YOUR INSTRUCTIONS:
Count the lines in the data below that contain the string "изоб", with case counting. Give only the number.

Stored items

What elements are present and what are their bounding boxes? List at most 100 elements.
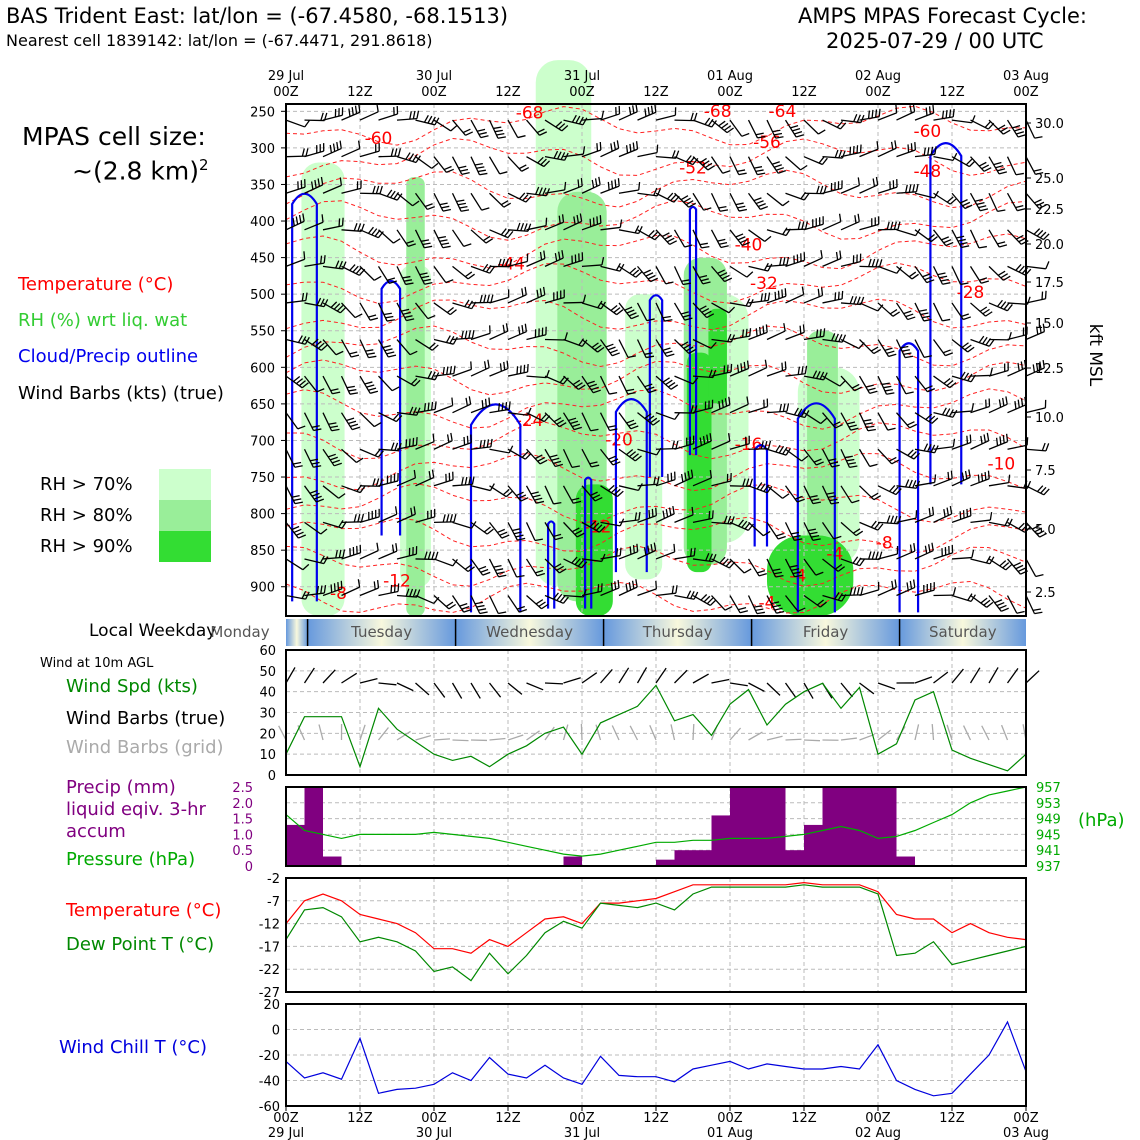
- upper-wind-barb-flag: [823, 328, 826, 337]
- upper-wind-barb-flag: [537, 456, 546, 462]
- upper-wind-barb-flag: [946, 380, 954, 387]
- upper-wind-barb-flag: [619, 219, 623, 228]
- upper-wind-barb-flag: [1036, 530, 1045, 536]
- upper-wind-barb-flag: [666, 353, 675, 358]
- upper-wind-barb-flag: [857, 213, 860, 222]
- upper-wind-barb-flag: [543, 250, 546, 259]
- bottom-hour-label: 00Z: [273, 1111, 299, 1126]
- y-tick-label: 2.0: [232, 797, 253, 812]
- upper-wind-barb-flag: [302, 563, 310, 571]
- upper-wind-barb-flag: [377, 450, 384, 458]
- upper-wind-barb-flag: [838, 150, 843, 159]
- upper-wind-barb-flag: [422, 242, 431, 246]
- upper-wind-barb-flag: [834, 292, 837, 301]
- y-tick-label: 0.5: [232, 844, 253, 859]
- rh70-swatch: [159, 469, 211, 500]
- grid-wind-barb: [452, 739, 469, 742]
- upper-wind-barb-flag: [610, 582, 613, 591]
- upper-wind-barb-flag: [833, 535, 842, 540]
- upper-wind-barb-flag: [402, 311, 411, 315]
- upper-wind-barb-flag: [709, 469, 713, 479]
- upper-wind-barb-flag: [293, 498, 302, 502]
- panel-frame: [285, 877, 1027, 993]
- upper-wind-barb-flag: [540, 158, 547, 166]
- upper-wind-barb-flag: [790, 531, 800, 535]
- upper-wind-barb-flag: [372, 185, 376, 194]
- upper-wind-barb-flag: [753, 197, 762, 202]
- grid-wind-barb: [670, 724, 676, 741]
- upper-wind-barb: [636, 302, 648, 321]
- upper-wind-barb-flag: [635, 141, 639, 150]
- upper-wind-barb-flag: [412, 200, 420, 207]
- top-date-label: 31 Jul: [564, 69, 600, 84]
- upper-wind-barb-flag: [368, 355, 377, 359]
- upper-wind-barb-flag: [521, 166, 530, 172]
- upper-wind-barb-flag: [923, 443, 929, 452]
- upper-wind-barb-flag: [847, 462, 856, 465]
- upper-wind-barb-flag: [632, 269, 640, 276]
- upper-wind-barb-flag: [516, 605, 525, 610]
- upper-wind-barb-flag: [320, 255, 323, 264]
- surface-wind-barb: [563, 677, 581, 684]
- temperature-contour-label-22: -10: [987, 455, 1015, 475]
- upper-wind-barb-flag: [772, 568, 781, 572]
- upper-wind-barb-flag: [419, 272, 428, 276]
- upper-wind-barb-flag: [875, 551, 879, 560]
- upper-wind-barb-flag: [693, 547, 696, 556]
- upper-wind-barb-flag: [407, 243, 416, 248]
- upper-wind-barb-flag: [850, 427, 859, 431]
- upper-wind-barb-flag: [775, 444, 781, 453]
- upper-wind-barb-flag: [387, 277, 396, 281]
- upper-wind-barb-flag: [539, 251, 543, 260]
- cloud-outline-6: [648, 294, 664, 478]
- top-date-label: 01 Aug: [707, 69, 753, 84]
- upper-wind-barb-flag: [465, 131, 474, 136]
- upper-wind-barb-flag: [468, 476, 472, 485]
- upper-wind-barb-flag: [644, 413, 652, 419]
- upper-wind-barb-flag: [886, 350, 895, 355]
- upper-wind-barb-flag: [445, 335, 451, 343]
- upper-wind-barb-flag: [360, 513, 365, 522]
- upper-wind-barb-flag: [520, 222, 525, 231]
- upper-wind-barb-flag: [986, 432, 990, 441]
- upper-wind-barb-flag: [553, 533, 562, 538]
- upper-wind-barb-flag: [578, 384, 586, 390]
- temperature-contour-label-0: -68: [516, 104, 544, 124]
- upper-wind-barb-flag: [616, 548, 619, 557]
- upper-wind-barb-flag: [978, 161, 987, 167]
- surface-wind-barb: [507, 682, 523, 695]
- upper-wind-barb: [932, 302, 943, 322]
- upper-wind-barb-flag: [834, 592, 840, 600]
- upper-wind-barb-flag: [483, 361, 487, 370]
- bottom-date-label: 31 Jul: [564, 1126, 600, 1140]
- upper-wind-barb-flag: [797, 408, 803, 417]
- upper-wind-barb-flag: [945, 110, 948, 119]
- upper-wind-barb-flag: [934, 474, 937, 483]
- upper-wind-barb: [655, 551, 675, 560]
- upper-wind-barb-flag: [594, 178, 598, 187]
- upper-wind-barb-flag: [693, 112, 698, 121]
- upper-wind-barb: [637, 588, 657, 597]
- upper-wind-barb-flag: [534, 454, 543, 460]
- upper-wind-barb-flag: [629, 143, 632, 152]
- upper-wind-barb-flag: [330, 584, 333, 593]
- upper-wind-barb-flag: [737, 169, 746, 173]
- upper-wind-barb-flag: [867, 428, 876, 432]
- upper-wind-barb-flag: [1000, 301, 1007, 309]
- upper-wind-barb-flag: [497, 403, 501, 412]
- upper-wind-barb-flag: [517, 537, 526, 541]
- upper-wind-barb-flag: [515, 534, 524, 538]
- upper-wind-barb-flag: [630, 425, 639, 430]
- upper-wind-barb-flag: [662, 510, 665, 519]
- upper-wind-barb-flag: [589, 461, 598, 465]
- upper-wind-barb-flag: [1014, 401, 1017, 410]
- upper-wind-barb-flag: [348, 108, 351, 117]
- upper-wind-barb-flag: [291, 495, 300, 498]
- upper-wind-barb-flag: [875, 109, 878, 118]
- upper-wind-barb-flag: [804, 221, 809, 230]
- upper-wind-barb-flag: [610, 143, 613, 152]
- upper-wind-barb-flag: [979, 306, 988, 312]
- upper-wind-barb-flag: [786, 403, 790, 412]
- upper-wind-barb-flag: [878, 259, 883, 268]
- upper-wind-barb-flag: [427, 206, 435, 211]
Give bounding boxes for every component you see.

* * *

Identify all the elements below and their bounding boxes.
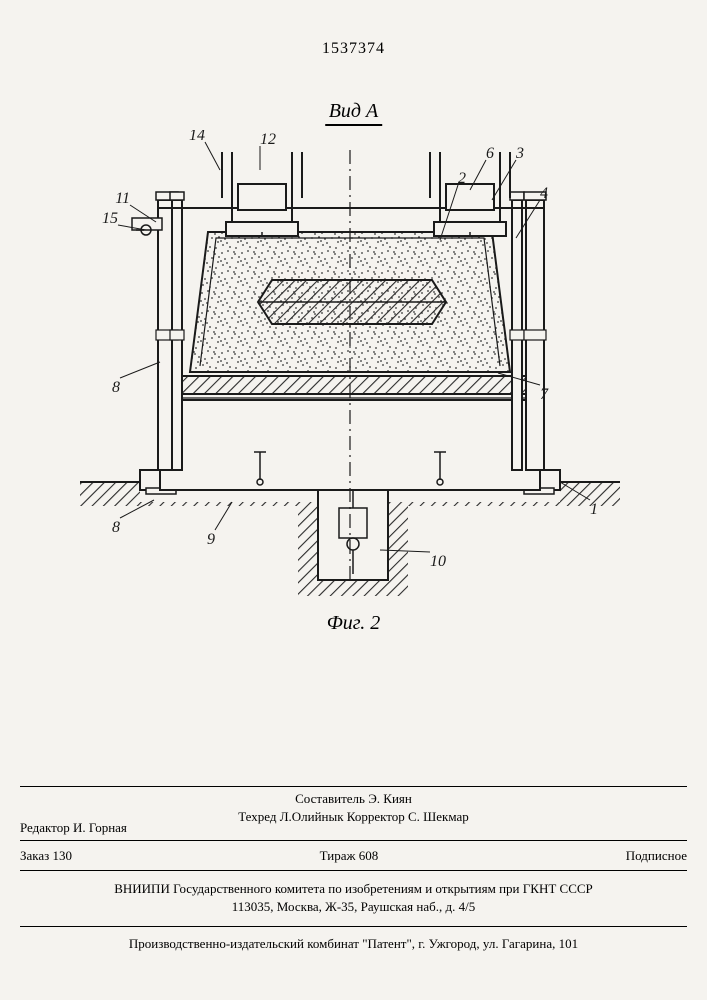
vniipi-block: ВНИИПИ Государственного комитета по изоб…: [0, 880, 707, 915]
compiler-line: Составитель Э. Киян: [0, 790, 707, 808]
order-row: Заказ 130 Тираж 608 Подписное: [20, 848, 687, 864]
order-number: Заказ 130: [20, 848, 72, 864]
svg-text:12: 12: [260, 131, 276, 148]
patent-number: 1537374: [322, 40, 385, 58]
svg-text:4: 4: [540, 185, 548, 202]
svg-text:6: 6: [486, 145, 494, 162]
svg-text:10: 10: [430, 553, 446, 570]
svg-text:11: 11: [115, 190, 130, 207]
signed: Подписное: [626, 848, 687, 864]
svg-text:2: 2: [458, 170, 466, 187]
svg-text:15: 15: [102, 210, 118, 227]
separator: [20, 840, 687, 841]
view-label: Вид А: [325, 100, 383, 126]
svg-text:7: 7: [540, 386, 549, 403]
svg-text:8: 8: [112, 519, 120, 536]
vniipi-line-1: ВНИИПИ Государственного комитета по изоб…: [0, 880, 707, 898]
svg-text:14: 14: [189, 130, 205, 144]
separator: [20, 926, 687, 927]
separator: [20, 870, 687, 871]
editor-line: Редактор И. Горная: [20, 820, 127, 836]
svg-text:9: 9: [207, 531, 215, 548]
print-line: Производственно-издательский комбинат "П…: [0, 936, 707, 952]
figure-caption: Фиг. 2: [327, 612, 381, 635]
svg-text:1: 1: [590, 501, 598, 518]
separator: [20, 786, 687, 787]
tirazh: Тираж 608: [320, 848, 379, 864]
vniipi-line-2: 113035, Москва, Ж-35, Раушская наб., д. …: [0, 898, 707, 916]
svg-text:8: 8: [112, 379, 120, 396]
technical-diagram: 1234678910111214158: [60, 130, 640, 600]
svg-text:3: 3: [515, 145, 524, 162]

--

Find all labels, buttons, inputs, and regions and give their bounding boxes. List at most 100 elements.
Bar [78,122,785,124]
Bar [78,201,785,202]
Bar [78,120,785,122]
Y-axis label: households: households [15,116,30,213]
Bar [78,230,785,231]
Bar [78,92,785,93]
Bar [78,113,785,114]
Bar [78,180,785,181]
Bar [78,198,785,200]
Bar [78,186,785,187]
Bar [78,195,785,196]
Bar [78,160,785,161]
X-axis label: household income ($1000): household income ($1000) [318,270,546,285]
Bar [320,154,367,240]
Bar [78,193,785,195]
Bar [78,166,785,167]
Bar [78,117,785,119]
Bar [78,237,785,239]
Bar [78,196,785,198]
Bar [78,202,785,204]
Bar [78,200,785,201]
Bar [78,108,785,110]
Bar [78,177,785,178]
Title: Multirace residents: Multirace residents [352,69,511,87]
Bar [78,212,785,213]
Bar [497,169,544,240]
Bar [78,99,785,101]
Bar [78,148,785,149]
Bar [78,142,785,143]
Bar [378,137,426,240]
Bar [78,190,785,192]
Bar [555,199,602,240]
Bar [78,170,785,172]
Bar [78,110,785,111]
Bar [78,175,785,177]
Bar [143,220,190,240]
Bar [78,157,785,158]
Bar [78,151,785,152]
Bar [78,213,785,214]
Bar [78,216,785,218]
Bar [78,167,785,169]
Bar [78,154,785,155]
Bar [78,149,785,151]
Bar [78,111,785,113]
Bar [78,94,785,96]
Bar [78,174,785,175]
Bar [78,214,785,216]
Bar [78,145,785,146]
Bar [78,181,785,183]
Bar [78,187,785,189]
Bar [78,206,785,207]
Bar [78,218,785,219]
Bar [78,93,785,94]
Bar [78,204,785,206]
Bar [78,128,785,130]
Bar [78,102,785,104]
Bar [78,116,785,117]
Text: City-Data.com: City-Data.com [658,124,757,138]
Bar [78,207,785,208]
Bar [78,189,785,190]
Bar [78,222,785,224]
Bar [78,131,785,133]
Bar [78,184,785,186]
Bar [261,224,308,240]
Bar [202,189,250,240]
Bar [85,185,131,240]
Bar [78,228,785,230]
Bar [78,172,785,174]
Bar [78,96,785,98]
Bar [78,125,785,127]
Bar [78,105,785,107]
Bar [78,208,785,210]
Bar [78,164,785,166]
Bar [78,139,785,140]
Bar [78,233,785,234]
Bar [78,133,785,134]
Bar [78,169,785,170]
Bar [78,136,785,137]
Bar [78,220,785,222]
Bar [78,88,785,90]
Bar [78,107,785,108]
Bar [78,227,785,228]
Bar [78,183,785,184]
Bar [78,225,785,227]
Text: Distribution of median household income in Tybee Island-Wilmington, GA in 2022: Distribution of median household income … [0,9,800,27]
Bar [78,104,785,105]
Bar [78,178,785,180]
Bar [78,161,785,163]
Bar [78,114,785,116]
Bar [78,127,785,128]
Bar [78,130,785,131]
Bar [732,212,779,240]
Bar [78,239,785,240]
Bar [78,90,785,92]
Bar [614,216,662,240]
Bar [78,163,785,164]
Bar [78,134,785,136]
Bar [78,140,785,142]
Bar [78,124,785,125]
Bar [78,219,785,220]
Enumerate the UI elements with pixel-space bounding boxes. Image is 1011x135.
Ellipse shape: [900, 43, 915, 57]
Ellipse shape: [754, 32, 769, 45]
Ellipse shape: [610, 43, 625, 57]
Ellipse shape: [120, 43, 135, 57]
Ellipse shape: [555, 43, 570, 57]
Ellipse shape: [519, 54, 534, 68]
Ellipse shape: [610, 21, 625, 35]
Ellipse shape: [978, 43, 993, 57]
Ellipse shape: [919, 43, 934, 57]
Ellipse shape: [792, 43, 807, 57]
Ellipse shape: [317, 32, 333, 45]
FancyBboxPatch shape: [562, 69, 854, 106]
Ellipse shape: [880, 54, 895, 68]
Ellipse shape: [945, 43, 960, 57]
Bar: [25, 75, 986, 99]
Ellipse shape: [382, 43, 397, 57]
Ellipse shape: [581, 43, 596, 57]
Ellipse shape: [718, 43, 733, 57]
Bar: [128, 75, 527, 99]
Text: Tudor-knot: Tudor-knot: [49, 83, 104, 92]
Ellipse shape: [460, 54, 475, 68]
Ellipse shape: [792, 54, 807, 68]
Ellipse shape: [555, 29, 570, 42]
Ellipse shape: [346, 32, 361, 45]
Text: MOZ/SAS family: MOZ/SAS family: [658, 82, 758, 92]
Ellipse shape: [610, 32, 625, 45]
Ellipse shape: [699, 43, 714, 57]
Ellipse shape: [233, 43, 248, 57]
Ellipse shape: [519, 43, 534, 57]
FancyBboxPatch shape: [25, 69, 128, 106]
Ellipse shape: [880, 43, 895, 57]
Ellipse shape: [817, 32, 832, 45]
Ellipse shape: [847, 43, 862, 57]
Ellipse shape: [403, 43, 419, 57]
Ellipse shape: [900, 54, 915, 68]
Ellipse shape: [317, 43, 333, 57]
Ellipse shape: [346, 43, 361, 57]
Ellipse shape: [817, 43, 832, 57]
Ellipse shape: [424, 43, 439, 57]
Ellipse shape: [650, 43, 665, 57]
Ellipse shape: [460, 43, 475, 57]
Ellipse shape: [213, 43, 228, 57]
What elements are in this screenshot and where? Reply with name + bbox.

THE REPLY:
2